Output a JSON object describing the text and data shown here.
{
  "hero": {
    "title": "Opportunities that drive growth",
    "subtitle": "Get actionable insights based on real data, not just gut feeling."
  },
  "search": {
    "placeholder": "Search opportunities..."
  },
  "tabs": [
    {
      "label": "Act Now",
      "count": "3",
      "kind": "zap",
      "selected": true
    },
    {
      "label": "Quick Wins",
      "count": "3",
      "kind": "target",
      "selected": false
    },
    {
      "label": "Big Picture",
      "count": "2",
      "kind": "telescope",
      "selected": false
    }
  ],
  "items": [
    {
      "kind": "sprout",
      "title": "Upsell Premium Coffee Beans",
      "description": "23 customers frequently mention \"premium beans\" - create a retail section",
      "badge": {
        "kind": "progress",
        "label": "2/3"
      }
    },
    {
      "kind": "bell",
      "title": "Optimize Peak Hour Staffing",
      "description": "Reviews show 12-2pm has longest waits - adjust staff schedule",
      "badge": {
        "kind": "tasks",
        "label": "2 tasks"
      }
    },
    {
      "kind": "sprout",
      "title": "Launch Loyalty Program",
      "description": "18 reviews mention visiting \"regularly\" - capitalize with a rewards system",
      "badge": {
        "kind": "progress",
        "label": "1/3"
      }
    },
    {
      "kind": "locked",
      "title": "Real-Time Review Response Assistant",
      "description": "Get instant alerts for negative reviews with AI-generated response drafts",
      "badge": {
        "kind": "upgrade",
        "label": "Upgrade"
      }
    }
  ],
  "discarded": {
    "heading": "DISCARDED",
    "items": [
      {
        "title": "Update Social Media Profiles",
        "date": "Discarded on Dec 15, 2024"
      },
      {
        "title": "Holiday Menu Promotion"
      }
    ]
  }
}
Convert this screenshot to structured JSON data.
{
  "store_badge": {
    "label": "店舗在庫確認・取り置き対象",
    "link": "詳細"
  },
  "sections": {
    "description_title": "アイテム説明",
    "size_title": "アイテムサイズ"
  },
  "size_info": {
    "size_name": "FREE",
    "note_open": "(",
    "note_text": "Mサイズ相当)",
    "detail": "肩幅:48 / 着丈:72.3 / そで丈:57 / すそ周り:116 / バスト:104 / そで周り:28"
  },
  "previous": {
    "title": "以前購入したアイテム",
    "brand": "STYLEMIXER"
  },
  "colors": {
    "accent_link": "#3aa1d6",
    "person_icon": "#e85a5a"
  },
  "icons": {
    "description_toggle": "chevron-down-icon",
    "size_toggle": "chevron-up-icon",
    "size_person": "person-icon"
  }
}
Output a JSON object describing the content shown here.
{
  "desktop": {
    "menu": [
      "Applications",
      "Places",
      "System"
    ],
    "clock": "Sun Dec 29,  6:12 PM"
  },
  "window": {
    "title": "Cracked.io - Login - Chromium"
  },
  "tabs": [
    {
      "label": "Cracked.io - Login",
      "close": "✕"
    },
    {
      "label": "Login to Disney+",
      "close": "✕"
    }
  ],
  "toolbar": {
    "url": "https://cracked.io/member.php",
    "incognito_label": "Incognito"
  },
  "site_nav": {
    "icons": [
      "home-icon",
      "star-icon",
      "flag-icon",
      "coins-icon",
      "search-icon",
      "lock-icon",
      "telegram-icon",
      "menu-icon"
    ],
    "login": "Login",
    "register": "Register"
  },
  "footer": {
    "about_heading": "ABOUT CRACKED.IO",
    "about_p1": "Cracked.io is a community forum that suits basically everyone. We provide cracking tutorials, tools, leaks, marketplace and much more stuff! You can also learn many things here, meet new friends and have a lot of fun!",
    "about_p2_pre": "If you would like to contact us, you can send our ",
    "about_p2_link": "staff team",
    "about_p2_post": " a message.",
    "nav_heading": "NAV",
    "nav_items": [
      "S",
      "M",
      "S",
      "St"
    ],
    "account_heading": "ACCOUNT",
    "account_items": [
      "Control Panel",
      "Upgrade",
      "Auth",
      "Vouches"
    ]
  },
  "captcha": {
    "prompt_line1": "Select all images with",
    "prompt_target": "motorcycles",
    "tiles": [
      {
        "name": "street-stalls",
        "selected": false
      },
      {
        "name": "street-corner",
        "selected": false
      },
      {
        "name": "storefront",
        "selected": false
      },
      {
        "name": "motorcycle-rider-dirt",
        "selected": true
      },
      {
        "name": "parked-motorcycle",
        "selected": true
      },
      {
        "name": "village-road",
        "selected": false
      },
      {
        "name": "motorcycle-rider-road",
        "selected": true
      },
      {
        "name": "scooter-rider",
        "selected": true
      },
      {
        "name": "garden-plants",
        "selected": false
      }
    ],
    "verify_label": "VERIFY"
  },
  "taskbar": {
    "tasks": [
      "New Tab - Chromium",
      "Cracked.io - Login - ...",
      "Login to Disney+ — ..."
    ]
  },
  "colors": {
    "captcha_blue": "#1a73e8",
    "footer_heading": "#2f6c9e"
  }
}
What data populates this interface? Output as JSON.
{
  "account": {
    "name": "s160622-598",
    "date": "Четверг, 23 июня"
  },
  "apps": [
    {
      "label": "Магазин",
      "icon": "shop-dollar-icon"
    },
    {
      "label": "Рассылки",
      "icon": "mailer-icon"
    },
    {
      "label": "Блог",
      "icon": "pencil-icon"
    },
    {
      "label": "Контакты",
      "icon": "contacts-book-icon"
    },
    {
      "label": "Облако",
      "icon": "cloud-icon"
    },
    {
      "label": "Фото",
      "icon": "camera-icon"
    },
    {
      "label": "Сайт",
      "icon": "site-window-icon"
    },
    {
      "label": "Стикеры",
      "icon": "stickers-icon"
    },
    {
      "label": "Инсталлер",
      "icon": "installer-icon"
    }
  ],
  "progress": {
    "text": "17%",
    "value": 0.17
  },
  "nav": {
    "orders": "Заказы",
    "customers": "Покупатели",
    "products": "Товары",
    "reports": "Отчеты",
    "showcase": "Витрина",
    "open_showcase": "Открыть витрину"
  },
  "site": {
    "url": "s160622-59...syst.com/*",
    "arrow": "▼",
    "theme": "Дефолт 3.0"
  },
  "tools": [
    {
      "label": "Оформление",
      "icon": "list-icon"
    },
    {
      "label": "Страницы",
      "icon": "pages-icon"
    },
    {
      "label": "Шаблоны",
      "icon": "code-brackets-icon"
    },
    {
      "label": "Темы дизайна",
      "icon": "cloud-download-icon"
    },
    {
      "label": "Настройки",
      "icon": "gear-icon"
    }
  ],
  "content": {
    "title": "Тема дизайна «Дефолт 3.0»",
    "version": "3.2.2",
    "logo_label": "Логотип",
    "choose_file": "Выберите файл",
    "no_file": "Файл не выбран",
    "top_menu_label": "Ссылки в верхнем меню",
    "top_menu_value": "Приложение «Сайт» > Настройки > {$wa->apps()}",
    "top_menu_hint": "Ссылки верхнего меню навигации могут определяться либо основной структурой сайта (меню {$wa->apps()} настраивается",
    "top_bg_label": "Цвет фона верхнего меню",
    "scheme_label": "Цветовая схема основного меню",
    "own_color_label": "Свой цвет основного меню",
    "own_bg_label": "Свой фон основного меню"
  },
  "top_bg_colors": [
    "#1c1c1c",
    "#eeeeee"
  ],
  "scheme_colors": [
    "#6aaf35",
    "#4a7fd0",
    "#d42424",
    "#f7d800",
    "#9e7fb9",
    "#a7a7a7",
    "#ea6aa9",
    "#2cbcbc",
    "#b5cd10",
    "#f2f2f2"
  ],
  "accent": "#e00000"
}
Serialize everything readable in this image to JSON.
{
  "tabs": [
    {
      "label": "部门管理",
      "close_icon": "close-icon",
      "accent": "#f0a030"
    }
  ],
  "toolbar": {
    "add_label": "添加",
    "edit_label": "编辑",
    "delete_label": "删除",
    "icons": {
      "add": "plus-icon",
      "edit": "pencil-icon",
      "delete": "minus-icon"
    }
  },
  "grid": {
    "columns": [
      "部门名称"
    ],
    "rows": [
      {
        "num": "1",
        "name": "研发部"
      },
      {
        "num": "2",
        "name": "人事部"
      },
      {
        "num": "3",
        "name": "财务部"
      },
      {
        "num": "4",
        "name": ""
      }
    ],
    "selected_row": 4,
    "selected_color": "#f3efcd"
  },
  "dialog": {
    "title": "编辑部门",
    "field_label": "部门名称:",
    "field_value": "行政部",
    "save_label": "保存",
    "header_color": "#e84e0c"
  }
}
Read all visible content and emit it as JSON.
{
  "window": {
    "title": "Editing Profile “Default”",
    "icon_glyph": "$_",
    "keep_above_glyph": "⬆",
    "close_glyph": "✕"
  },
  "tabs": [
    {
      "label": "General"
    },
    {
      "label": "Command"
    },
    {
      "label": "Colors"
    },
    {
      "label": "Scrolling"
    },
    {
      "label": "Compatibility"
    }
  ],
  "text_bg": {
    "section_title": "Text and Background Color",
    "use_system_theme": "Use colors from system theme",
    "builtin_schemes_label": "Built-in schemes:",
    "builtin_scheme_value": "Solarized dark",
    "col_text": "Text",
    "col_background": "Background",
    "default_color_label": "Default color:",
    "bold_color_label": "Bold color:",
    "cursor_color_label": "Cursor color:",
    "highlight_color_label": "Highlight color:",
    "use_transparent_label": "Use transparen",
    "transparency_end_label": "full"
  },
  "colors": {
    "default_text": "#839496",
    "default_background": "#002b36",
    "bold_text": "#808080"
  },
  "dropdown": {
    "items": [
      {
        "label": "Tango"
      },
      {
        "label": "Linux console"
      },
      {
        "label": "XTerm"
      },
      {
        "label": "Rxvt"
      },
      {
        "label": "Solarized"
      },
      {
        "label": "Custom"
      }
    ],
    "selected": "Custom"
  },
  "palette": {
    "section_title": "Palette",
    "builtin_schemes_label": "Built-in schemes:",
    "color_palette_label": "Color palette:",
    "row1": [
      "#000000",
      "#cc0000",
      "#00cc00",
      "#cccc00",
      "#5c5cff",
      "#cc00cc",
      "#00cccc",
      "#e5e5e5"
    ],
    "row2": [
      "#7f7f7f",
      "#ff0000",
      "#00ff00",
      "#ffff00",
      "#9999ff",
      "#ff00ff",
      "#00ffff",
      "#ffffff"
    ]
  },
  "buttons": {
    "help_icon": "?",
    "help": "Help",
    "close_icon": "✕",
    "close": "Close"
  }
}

- REQUIRED WORK:
Identify the lines in the entries that hold "меню" and return each one.

- EXPECTED ANSWER:
    "top_menu_label": "Ссылки в верхнем меню",
    "top_menu_hint": "Ссылки верхнего меню навигации могут определяться либо основной структурой сайта (меню {$wa->apps()} настраивается",
    "top_bg_label": "Цвет фона верхнего меню",
    "scheme_label": "Цветовая схема основного меню",
    "own_color_label": "Свой цвет основного меню",
    "own_bg_label": "Свой фон основного меню"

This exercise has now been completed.